RECORD EXCERPTS:
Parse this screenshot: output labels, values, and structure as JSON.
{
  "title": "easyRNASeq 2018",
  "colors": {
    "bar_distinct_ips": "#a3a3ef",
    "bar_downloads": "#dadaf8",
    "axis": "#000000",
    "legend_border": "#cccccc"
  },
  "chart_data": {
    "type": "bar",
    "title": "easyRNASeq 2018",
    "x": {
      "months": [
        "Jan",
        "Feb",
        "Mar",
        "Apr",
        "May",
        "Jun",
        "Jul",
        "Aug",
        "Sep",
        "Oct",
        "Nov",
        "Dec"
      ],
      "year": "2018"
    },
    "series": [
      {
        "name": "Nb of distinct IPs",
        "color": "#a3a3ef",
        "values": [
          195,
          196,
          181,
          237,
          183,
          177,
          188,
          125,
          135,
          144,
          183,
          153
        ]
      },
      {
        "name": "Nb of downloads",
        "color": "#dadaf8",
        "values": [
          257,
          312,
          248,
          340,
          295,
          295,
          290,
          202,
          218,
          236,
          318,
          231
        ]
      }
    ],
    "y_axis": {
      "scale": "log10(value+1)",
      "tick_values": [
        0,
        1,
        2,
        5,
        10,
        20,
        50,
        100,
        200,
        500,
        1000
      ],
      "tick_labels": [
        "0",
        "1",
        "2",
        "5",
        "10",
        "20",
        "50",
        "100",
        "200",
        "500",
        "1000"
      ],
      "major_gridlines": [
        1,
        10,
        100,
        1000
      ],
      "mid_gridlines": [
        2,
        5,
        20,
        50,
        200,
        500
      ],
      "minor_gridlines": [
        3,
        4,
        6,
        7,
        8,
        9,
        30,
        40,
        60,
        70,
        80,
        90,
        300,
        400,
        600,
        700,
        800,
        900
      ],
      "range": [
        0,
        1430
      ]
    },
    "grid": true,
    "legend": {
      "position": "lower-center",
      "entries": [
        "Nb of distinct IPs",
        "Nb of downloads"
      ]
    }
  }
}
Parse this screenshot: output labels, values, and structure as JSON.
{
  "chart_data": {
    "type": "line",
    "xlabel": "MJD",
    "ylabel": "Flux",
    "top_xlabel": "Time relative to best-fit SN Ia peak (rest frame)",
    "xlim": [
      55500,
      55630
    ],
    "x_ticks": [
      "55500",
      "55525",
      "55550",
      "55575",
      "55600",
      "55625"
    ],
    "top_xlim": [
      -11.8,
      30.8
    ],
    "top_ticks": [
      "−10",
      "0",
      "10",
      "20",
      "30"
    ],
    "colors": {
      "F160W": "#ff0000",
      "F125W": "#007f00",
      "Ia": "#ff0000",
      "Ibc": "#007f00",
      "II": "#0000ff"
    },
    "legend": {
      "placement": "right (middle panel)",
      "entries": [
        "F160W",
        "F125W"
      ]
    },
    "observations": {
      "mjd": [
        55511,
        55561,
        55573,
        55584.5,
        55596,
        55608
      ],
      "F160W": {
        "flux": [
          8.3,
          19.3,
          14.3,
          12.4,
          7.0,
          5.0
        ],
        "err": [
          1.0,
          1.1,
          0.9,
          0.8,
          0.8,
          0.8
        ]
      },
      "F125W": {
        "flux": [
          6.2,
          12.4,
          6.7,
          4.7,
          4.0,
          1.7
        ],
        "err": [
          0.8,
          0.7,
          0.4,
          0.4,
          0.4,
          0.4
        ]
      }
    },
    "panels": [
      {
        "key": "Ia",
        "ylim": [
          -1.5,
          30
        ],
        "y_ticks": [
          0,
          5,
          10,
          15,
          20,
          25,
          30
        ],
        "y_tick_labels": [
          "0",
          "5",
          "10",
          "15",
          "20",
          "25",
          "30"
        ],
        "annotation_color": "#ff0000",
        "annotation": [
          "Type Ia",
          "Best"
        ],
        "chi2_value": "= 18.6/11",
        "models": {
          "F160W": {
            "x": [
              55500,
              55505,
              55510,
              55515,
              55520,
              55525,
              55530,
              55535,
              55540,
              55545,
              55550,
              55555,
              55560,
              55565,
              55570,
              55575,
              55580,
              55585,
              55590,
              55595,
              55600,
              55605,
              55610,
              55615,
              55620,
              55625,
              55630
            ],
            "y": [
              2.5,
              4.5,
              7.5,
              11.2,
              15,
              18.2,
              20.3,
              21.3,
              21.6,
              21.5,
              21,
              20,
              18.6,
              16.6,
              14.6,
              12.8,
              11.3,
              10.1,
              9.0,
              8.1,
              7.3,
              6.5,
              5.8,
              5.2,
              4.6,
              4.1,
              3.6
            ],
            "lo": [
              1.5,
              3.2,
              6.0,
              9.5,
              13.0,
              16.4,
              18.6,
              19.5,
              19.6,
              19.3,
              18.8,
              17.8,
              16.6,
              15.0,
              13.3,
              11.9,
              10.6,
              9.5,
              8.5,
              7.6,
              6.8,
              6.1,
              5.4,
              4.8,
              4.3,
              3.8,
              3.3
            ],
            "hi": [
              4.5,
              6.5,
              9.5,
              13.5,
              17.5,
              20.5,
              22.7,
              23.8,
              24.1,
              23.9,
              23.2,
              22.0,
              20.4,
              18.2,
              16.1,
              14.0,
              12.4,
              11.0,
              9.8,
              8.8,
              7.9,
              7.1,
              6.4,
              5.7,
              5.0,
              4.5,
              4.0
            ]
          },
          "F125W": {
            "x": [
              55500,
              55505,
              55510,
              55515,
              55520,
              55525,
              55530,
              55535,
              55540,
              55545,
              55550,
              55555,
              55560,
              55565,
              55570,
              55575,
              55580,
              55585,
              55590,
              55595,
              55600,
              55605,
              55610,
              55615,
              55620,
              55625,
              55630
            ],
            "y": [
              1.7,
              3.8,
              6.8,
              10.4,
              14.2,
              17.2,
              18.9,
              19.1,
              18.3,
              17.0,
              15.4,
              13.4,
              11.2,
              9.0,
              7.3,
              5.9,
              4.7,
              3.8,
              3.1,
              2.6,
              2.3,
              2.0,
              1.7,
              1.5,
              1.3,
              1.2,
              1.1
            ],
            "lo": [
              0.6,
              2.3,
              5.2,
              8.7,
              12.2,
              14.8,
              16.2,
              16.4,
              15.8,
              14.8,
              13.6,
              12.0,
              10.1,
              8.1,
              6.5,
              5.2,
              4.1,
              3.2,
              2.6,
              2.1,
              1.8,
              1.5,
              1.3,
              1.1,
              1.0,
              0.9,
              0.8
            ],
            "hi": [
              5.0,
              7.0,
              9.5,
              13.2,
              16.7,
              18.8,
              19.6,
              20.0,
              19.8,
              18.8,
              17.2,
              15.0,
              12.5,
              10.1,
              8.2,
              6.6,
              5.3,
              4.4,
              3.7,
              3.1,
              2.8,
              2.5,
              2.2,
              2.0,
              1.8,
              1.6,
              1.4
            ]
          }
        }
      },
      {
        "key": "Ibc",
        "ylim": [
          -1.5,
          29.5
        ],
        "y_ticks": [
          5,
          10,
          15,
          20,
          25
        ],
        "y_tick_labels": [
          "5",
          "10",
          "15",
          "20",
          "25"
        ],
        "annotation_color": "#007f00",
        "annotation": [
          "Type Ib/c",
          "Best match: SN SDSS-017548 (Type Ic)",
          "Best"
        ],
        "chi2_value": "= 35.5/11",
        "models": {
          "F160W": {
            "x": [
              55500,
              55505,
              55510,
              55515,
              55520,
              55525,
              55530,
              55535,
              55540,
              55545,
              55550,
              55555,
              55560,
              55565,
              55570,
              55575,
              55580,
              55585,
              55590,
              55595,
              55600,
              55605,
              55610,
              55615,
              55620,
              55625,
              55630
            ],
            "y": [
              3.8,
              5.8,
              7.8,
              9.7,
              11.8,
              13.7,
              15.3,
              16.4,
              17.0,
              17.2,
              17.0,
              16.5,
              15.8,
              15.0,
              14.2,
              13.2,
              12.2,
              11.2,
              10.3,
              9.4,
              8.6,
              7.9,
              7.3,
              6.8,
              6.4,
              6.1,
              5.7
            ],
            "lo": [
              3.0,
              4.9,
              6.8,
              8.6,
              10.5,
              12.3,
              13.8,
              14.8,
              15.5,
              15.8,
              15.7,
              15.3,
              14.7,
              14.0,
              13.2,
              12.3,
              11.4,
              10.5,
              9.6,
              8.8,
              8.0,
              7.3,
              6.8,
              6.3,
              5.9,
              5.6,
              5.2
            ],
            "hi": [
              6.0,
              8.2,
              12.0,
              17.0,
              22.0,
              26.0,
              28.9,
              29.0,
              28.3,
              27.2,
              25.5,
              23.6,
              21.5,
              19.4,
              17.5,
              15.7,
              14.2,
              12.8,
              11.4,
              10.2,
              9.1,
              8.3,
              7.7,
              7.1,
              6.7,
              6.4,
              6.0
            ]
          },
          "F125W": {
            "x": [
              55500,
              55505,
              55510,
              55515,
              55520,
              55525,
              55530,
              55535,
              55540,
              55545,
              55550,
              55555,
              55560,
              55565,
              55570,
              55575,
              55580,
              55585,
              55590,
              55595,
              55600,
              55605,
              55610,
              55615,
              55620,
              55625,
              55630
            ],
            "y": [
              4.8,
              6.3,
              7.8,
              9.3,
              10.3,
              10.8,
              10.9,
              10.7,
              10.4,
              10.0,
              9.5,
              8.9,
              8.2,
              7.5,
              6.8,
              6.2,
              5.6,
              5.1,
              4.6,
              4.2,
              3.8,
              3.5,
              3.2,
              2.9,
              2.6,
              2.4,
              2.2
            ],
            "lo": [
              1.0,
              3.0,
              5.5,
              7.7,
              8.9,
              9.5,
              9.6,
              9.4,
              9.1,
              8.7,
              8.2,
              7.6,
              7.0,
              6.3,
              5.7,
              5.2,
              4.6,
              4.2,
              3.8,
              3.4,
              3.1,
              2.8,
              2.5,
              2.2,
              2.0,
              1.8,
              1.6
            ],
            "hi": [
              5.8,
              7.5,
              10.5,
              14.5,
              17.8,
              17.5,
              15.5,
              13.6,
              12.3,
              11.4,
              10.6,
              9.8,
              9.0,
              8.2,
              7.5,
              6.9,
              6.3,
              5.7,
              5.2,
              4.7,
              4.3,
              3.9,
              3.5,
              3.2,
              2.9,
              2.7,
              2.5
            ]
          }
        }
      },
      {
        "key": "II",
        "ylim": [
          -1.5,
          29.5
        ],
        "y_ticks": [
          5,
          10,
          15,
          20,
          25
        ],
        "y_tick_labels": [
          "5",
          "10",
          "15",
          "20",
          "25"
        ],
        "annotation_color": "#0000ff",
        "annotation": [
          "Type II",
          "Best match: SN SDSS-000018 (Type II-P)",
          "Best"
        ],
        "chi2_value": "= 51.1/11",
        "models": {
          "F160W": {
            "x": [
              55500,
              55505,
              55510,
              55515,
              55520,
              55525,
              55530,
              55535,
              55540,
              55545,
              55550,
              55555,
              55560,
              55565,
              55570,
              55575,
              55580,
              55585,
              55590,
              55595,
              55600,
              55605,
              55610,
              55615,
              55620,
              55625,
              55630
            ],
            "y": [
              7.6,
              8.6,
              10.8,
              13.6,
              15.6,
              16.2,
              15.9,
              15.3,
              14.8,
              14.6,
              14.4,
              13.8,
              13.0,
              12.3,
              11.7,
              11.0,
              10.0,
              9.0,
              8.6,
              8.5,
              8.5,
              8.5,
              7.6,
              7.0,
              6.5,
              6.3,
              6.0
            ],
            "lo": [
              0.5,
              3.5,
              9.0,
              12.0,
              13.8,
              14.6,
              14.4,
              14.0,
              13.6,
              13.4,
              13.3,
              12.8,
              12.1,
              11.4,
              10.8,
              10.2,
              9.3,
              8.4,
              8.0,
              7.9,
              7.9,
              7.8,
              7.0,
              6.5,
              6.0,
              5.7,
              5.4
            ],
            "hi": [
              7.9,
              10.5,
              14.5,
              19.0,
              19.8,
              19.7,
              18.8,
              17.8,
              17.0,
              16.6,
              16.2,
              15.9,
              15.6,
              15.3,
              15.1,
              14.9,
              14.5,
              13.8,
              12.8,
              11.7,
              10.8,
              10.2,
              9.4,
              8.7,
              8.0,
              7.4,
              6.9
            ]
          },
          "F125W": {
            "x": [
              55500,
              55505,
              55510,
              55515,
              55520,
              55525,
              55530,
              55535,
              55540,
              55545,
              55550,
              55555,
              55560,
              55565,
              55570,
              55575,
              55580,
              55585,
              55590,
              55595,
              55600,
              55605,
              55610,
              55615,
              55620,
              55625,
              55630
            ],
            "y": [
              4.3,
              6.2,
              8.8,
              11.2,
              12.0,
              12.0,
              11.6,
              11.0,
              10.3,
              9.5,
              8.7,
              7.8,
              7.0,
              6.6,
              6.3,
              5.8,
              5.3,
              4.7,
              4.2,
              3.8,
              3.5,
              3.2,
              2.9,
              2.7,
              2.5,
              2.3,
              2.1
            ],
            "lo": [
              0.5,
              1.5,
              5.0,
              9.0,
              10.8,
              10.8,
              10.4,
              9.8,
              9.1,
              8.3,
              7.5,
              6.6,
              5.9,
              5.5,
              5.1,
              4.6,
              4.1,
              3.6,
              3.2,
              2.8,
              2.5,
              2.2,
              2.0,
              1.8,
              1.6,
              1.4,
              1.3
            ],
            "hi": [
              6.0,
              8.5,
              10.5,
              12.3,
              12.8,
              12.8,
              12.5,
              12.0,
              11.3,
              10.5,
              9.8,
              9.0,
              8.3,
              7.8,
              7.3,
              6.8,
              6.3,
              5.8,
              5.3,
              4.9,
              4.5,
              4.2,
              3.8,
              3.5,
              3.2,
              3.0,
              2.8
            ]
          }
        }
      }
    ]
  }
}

DIRECTIVE:
Report only how many lines in the listing contain the string "match".

FINAL ANSWER:
2